● SHORT TASK:
Faithfully return all lines, omitting every embedded picture.

● MATERIAL FOR THIS TASK:
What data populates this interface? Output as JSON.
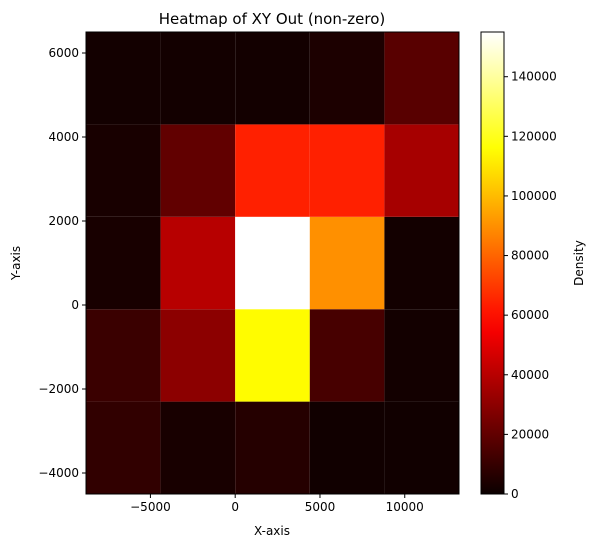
{
  "chart_data": {
    "type": "heatmap",
    "title": "Heatmap of XY Out (non-zero)",
    "xlabel": "X-axis",
    "ylabel": "Y-axis",
    "colorbar_label": "Density",
    "colormap": "hot",
    "xlim": [
      -8800,
      13200
    ],
    "ylim": [
      -4500,
      6500
    ],
    "x_edges": [
      -8800,
      -4400,
      0,
      4400,
      8800,
      13200
    ],
    "y_edges": [
      -4500,
      -2300,
      -100,
      2100,
      4300,
      6500
    ],
    "x_ticks": [
      -5000,
      0,
      5000,
      10000
    ],
    "x_tick_labels": [
      "−5000",
      "0",
      "5000",
      "10000"
    ],
    "y_ticks": [
      -4000,
      -2000,
      0,
      2000,
      4000,
      6000
    ],
    "y_tick_labels": [
      "−4000",
      "−2000",
      "0",
      "2000",
      "4000",
      "6000"
    ],
    "colorbar_range": [
      0,
      155000
    ],
    "colorbar_ticks": [
      0,
      20000,
      40000,
      60000,
      80000,
      100000,
      120000,
      140000
    ],
    "colorbar_tick_labels": [
      "0",
      "20000",
      "40000",
      "60000",
      "80000",
      "100000",
      "120000",
      "140000"
    ],
    "values": [
      [
        9000,
        3000,
        6000,
        1500,
        1500
      ],
      [
        11000,
        30000,
        115000,
        14000,
        2000
      ],
      [
        3000,
        40000,
        155000,
        90000,
        2000
      ],
      [
        3000,
        20000,
        64000,
        64000,
        36000
      ],
      [
        2000,
        2000,
        2000,
        4000,
        18000
      ]
    ]
  }
}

● COMPLETED EXERCISE:
What data populates this interface? Output as JSON.
{
  "chart_data": {
    "type": "heatmap",
    "title": "Heatmap of XY Out (non-zero)",
    "xlabel": "X-axis",
    "ylabel": "Y-axis",
    "colorbar_label": "Density",
    "colormap": "hot",
    "xlim": [
      -8800,
      13200
    ],
    "ylim": [
      -4500,
      6500
    ],
    "x_edges": [
      -8800,
      -4400,
      0,
      4400,
      8800,
      13200
    ],
    "y_edges": [
      -4500,
      -2300,
      -100,
      2100,
      4300,
      6500
    ],
    "x_ticks": [
      -5000,
      0,
      5000,
      10000
    ],
    "x_tick_labels": [
      "−5000",
      "0",
      "5000",
      "10000"
    ],
    "y_ticks": [
      -4000,
      -2000,
      0,
      2000,
      4000,
      6000
    ],
    "y_tick_labels": [
      "−4000",
      "−2000",
      "0",
      "2000",
      "4000",
      "6000"
    ],
    "colorbar_range": [
      0,
      155000
    ],
    "colorbar_ticks": [
      0,
      20000,
      40000,
      60000,
      80000,
      100000,
      120000,
      140000
    ],
    "colorbar_tick_labels": [
      "0",
      "20000",
      "40000",
      "60000",
      "80000",
      "100000",
      "120000",
      "140000"
    ],
    "values": [
      [
        9000,
        3000,
        6000,
        1500,
        1500
      ],
      [
        11000,
        30000,
        115000,
        14000,
        2000
      ],
      [
        3000,
        40000,
        155000,
        90000,
        2000
      ],
      [
        3000,
        20000,
        64000,
        64000,
        36000
      ],
      [
        2000,
        2000,
        2000,
        4000,
        18000
      ]
    ]
  }
}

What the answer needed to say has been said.